___ STORED RECORDS
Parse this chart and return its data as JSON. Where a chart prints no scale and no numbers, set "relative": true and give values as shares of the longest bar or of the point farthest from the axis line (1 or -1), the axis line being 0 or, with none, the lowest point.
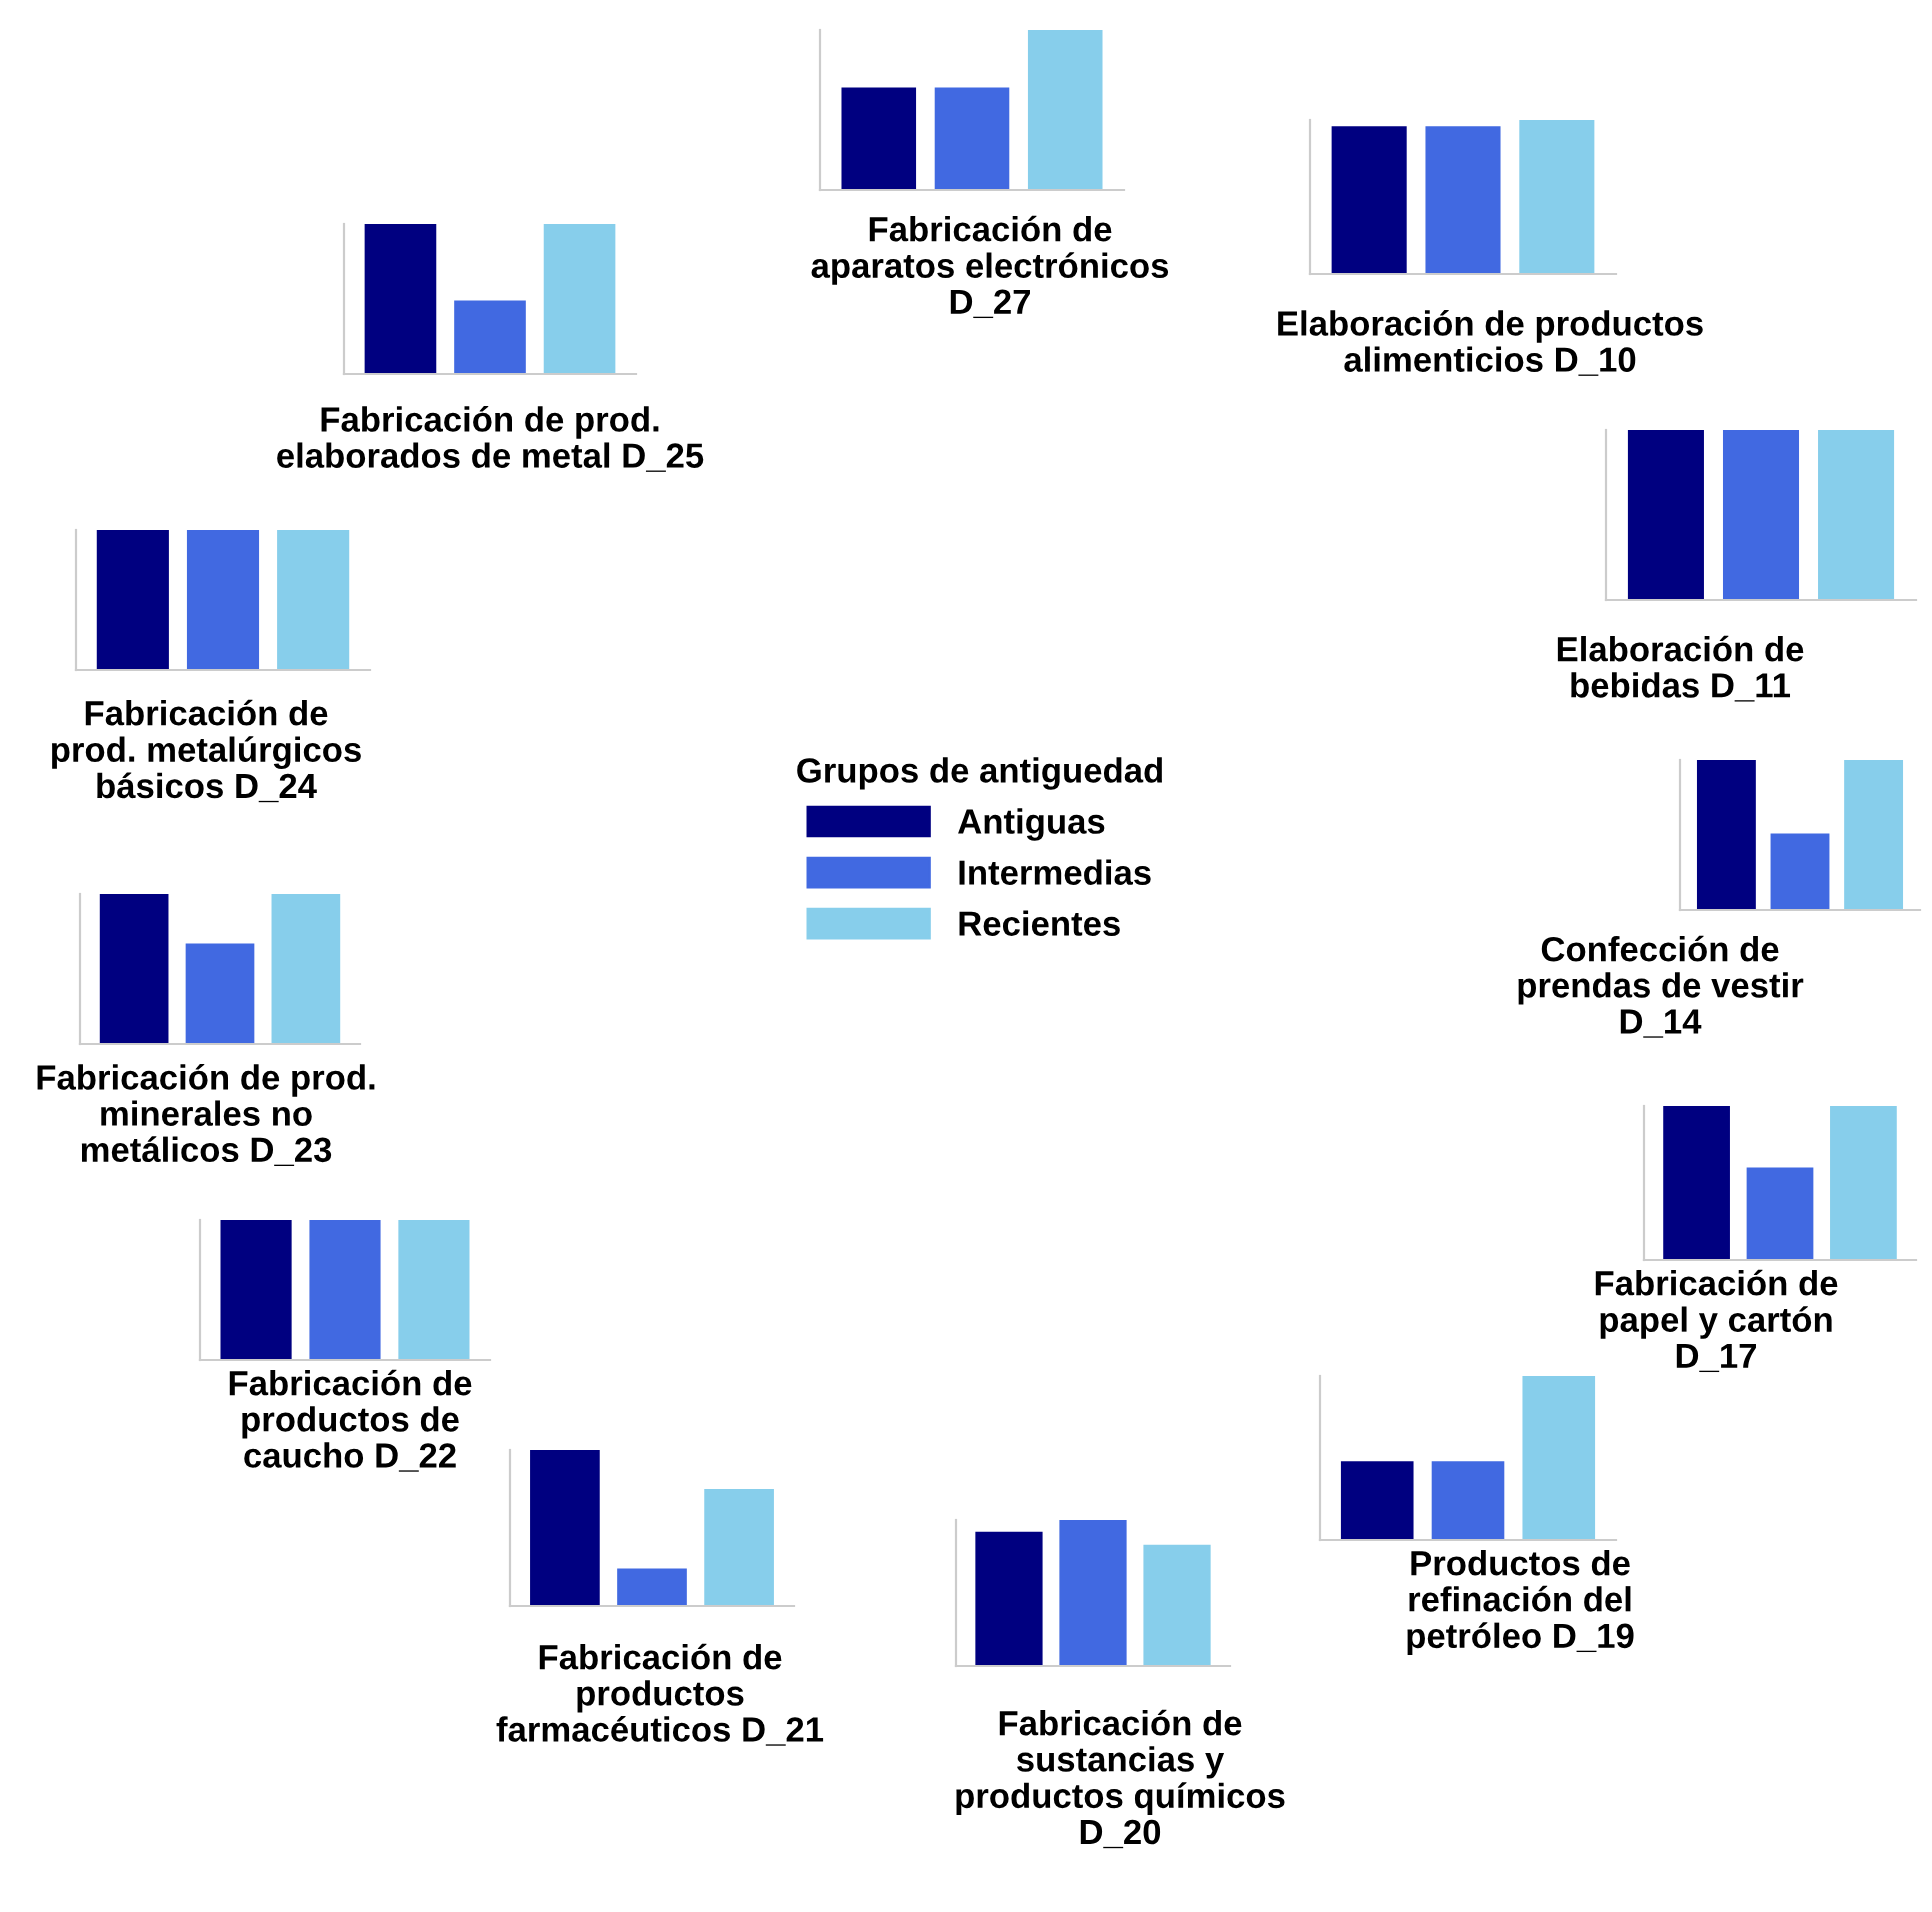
{
  "chart_data": [
    {
      "type": "bar",
      "title": "Fabricación de\nprod. metalúrgicos\nbásicos D_24",
      "relative": true,
      "categories": [
        null
      ],
      "series": [
        {
          "color": "#000080",
          "values": [
            1
          ]
        },
        {
          "color": "#4169e1",
          "values": [
            1
          ]
        },
        {
          "color": "#87ceeb",
          "values": [
            1
          ]
        }
      ]
    },
    {
      "type": "bar",
      "title": "Elaboración de productos\nalimenticios D_10",
      "relative": true,
      "categories": [
        null
      ],
      "series": [
        {
          "color": "#000080",
          "values": [
            0.96
          ]
        },
        {
          "color": "#4169e1",
          "values": [
            0.96
          ]
        },
        {
          "color": "#87ceeb",
          "values": [
            1
          ]
        }
      ]
    },
    {
      "type": "bar",
      "title": "Fabricación de prod.\nelaborados de metal D_25",
      "relative": true,
      "categories": [
        null
      ],
      "series": [
        {
          "color": "#000080",
          "values": [
            1
          ]
        },
        {
          "color": "#4169e1",
          "values": [
            0.49
          ]
        },
        {
          "color": "#87ceeb",
          "values": [
            1
          ]
        }
      ]
    },
    {
      "type": "bar",
      "title": "Elaboración de\nbebidas D_11",
      "relative": true,
      "categories": [
        null
      ],
      "series": [
        {
          "color": "#000080",
          "values": [
            1
          ]
        },
        {
          "color": "#4169e1",
          "values": [
            1
          ]
        },
        {
          "color": "#87ceeb",
          "values": [
            1
          ]
        }
      ]
    },
    {
      "type": "bar",
      "title": "Fabricación de\naparatos electrónicos\nD_27",
      "relative": true,
      "categories": [
        null
      ],
      "legend": "bottom",
      "legend_title": "Grupos de antiguedad",
      "series": [
        {
          "name": "Antiguas",
          "color": "#000080",
          "values": [
            0.64
          ]
        },
        {
          "name": "Intermedias",
          "color": "#4169e1",
          "values": [
            0.64
          ]
        },
        {
          "name": "Recientes",
          "color": "#87ceeb",
          "values": [
            1
          ]
        }
      ]
    },
    {
      "type": "bar",
      "title": "Confección de\nprendas de vestir\nD_14",
      "relative": true,
      "categories": [
        null
      ],
      "series": [
        {
          "color": "#000080",
          "values": [
            1
          ]
        },
        {
          "color": "#4169e1",
          "values": [
            0.51
          ]
        },
        {
          "color": "#87ceeb",
          "values": [
            1
          ]
        }
      ]
    },
    {
      "type": "bar",
      "title": "Fabricación de prod.\nminerales no\nmetálicos D_23",
      "relative": true,
      "categories": [
        null
      ],
      "series": [
        {
          "color": "#000080",
          "values": [
            1
          ]
        },
        {
          "color": "#4169e1",
          "values": [
            0.67
          ]
        },
        {
          "color": "#87ceeb",
          "values": [
            1
          ]
        }
      ]
    },
    {
      "type": "bar",
      "title": "Fabricación de\npapel y cartón\nD_17",
      "relative": true,
      "categories": [
        null
      ],
      "series": [
        {
          "color": "#000080",
          "values": [
            1
          ]
        },
        {
          "color": "#4169e1",
          "values": [
            0.6
          ]
        },
        {
          "color": "#87ceeb",
          "values": [
            1
          ]
        }
      ]
    },
    {
      "type": "bar",
      "title": "Fabricación de\nproductos de\ncaucho D_22",
      "relative": true,
      "categories": [
        null
      ],
      "series": [
        {
          "color": "#000080",
          "values": [
            1
          ]
        },
        {
          "color": "#4169e1",
          "values": [
            1
          ]
        },
        {
          "color": "#87ceeb",
          "values": [
            1
          ]
        }
      ]
    },
    {
      "type": "bar",
      "title": "Productos de\nrefinación del\npetróleo D_19",
      "relative": true,
      "categories": [
        null
      ],
      "series": [
        {
          "color": "#000080",
          "values": [
            0.48
          ]
        },
        {
          "color": "#4169e1",
          "values": [
            0.48
          ]
        },
        {
          "color": "#87ceeb",
          "values": [
            1
          ]
        }
      ]
    },
    {
      "type": "bar",
      "title": "Fabricación de\nproductos\nfarmacéuticos D_21",
      "relative": true,
      "categories": [
        null
      ],
      "series": [
        {
          "color": "#000080",
          "values": [
            1
          ]
        },
        {
          "color": "#4169e1",
          "values": [
            0.24
          ]
        },
        {
          "color": "#87ceeb",
          "values": [
            0.75
          ]
        }
      ]
    },
    {
      "type": "bar",
      "title": "Fabricación de\nsustancias y\nproductos químicos\nD_20",
      "relative": true,
      "categories": [
        null
      ],
      "series": [
        {
          "color": "#000080",
          "values": [
            0.92
          ]
        },
        {
          "color": "#4169e1",
          "values": [
            1
          ]
        },
        {
          "color": "#87ceeb",
          "values": [
            0.83
          ]
        }
      ]
    }
  ]
}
______
Set down every entry word for word, but omit the pictures.

Parse this chart and return its data as JSON. Where a chart prints no scale and no numbers, set "relative": true and give values as shares of the longest bar or of the point farthest from the axis line (1 or -1), the axis line being 0 or, with none, the lowest point.
{
  "chart_data": [
    {
      "type": "bar",
      "title": "Fabricación de\nprod. metalúrgicos\nbásicos D_24",
      "relative": true,
      "categories": [
        null
      ],
      "series": [
        {
          "color": "#000080",
          "values": [
            1
          ]
        },
        {
          "color": "#4169e1",
          "values": [
            1
          ]
        },
        {
          "color": "#87ceeb",
          "values": [
            1
          ]
        }
      ]
    },
    {
      "type": "bar",
      "title": "Elaboración de productos\nalimenticios D_10",
      "relative": true,
      "categories": [
        null
      ],
      "series": [
        {
          "color": "#000080",
          "values": [
            0.96
          ]
        },
        {
          "color": "#4169e1",
          "values": [
            0.96
          ]
        },
        {
          "color": "#87ceeb",
          "values": [
            1
          ]
        }
      ]
    },
    {
      "type": "bar",
      "title": "Fabricación de prod.\nelaborados de metal D_25",
      "relative": true,
      "categories": [
        null
      ],
      "series": [
        {
          "color": "#000080",
          "values": [
            1
          ]
        },
        {
          "color": "#4169e1",
          "values": [
            0.49
          ]
        },
        {
          "color": "#87ceeb",
          "values": [
            1
          ]
        }
      ]
    },
    {
      "type": "bar",
      "title": "Elaboración de\nbebidas D_11",
      "relative": true,
      "categories": [
        null
      ],
      "series": [
        {
          "color": "#000080",
          "values": [
            1
          ]
        },
        {
          "color": "#4169e1",
          "values": [
            1
          ]
        },
        {
          "color": "#87ceeb",
          "values": [
            1
          ]
        }
      ]
    },
    {
      "type": "bar",
      "title": "Fabricación de\naparatos electrónicos\nD_27",
      "relative": true,
      "categories": [
        null
      ],
      "legend": "bottom",
      "legend_title": "Grupos de antiguedad",
      "series": [
        {
          "name": "Antiguas",
          "color": "#000080",
          "values": [
            0.64
          ]
        },
        {
          "name": "Intermedias",
          "color": "#4169e1",
          "values": [
            0.64
          ]
        },
        {
          "name": "Recientes",
          "color": "#87ceeb",
          "values": [
            1
          ]
        }
      ]
    },
    {
      "type": "bar",
      "title": "Confección de\nprendas de vestir\nD_14",
      "relative": true,
      "categories": [
        null
      ],
      "series": [
        {
          "color": "#000080",
          "values": [
            1
          ]
        },
        {
          "color": "#4169e1",
          "values": [
            0.51
          ]
        },
        {
          "color": "#87ceeb",
          "values": [
            1
          ]
        }
      ]
    },
    {
      "type": "bar",
      "title": "Fabricación de prod.\nminerales no\nmetálicos D_23",
      "relative": true,
      "categories": [
        null
      ],
      "series": [
        {
          "color": "#000080",
          "values": [
            1
          ]
        },
        {
          "color": "#4169e1",
          "values": [
            0.67
          ]
        },
        {
          "color": "#87ceeb",
          "values": [
            1
          ]
        }
      ]
    },
    {
      "type": "bar",
      "title": "Fabricación de\npapel y cartón\nD_17",
      "relative": true,
      "categories": [
        null
      ],
      "series": [
        {
          "color": "#000080",
          "values": [
            1
          ]
        },
        {
          "color": "#4169e1",
          "values": [
            0.6
          ]
        },
        {
          "color": "#87ceeb",
          "values": [
            1
          ]
        }
      ]
    },
    {
      "type": "bar",
      "title": "Fabricación de\nproductos de\ncaucho D_22",
      "relative": true,
      "categories": [
        null
      ],
      "series": [
        {
          "color": "#000080",
          "values": [
            1
          ]
        },
        {
          "color": "#4169e1",
          "values": [
            1
          ]
        },
        {
          "color": "#87ceeb",
          "values": [
            1
          ]
        }
      ]
    },
    {
      "type": "bar",
      "title": "Productos de\nrefinación del\npetróleo D_19",
      "relative": true,
      "categories": [
        null
      ],
      "series": [
        {
          "color": "#000080",
          "values": [
            0.48
          ]
        },
        {
          "color": "#4169e1",
          "values": [
            0.48
          ]
        },
        {
          "color": "#87ceeb",
          "values": [
            1
          ]
        }
      ]
    },
    {
      "type": "bar",
      "title": "Fabricación de\nproductos\nfarmacéuticos D_21",
      "relative": true,
      "categories": [
        null
      ],
      "series": [
        {
          "color": "#000080",
          "values": [
            1
          ]
        },
        {
          "color": "#4169e1",
          "values": [
            0.24
          ]
        },
        {
          "color": "#87ceeb",
          "values": [
            0.75
          ]
        }
      ]
    },
    {
      "type": "bar",
      "title": "Fabricación de\nsustancias y\nproductos químicos\nD_20",
      "relative": true,
      "categories": [
        null
      ],
      "series": [
        {
          "color": "#000080",
          "values": [
            0.92
          ]
        },
        {
          "color": "#4169e1",
          "values": [
            1
          ]
        },
        {
          "color": "#87ceeb",
          "values": [
            0.83
          ]
        }
      ]
    }
  ]
}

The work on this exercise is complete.